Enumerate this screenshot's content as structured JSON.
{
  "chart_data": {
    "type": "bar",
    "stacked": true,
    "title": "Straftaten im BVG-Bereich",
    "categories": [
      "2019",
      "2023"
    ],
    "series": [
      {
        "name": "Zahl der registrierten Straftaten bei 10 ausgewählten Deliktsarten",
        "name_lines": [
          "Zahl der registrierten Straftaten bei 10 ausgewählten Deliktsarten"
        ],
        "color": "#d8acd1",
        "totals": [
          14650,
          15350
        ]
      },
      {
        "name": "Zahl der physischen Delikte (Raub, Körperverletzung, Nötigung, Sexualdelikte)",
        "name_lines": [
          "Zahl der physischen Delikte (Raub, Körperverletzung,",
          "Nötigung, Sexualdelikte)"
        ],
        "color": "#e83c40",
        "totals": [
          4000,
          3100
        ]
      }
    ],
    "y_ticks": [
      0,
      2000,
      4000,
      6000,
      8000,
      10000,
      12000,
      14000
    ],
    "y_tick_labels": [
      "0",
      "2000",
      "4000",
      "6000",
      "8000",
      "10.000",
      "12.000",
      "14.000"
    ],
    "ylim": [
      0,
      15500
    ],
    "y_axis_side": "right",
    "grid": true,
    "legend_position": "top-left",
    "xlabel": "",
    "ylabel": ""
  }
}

-*-*-

▸ **OBJECTIVE**:
For the entries above, state how many lines contain the word "Straftaten". Provide the number by itself.

▸ **SOLUTION**:
3